> _Your goal_:
Using the listing below, copy every line that mentions "проекту".

BEGIN

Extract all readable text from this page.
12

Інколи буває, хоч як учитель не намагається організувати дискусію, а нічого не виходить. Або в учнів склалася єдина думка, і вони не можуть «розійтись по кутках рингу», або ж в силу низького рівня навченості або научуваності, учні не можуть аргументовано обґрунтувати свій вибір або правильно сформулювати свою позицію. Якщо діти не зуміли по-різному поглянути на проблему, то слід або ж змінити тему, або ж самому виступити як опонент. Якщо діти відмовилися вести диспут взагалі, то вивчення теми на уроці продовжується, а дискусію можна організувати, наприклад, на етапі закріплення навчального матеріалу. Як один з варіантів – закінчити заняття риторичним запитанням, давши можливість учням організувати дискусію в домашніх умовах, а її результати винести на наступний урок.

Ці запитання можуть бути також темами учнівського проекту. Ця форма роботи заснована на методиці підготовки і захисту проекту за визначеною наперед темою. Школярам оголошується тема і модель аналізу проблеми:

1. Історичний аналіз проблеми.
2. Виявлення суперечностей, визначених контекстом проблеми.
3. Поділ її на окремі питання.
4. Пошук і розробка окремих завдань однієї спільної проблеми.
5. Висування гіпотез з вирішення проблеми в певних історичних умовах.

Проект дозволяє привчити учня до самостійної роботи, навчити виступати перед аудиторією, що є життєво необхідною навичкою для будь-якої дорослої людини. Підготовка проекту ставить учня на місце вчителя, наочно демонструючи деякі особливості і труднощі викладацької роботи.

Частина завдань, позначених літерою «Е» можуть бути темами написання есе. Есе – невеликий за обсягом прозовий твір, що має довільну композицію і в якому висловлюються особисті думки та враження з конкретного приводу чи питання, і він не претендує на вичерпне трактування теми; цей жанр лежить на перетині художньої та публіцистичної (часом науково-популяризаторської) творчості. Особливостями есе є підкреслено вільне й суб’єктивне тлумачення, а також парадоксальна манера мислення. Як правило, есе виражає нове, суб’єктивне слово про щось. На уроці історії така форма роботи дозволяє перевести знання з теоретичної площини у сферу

END
BEGIN

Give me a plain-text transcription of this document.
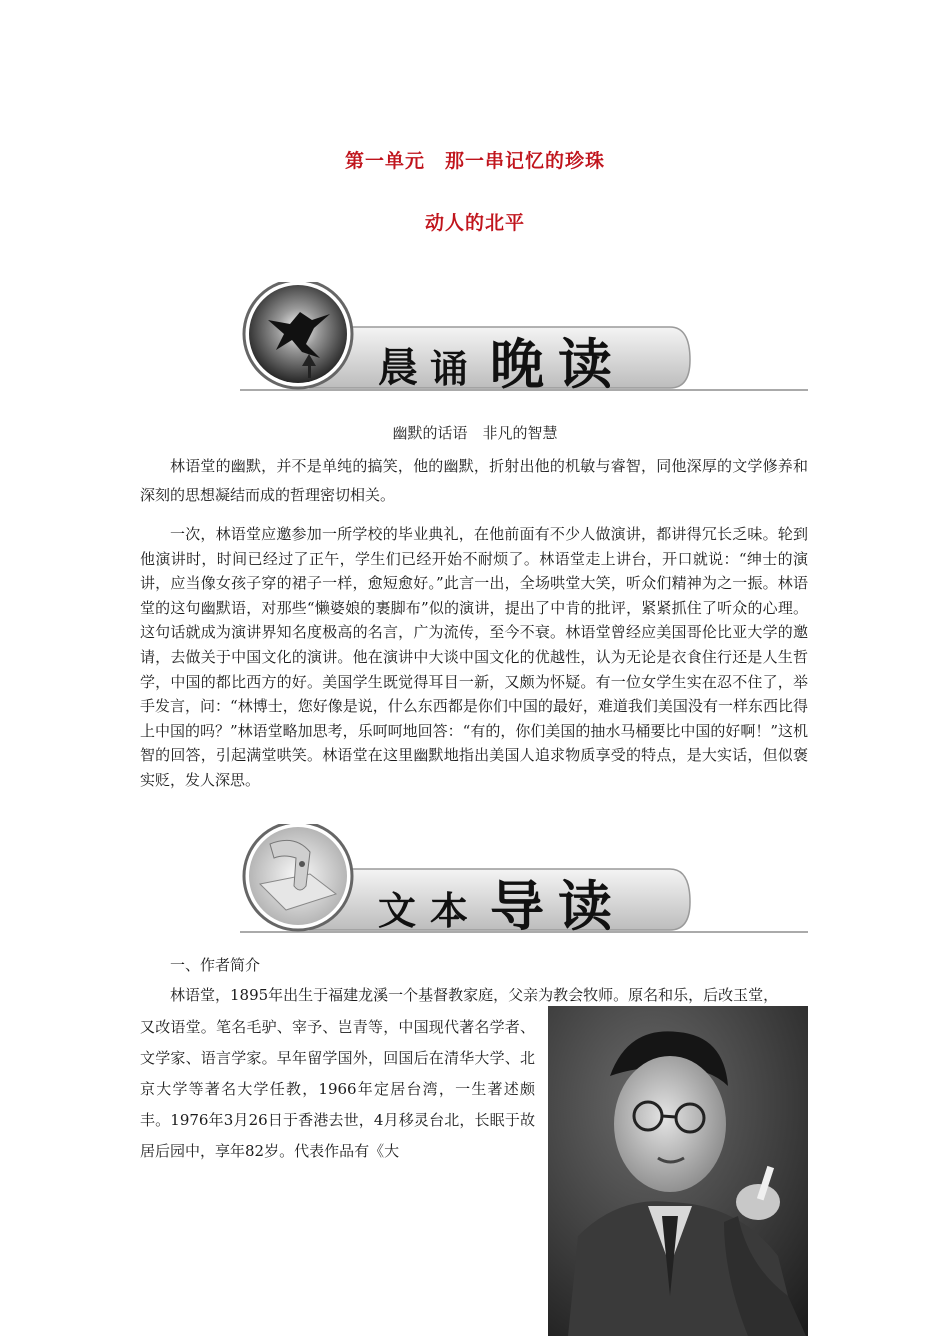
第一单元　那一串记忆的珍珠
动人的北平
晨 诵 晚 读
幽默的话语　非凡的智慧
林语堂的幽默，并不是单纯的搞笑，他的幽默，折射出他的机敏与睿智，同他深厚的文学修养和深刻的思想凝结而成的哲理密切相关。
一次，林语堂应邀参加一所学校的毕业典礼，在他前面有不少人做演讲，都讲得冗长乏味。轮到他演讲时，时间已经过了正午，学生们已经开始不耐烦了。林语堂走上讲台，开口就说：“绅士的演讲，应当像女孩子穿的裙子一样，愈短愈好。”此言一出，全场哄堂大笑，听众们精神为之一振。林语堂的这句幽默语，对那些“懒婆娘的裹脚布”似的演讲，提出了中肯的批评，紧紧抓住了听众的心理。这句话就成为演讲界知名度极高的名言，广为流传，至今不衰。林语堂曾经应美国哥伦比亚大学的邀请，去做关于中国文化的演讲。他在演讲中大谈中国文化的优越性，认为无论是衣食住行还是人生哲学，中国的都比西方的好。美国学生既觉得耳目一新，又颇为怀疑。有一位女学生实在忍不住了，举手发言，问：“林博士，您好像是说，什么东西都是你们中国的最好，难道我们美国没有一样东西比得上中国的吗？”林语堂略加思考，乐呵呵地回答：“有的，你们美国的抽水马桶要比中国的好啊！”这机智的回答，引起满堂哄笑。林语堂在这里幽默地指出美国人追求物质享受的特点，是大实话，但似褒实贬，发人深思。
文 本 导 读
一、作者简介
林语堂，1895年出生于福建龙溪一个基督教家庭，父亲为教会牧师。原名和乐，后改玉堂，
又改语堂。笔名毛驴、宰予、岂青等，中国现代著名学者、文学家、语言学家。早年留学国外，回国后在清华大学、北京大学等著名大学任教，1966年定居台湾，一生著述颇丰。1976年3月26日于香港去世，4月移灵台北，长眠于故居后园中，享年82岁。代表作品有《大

END

> _Expected answer_:
Ці запитання можуть бути також темами учнівського проекту. Ця форма роботи заснована на методиці підготовки і захисту проекту за визначеною наперед темою. Школярам оголошується тема і модель аналізу проблеми:
Проект дозволяє привчити учня до самостійної роботи, навчити виступати перед аудиторією, що є життєво необхідною навичкою для будь-якої дорослої людини. Підготовка проекту ставить учня на місце вчителя, наочно демонструючи деякі особливості і труднощі викладацької роботи.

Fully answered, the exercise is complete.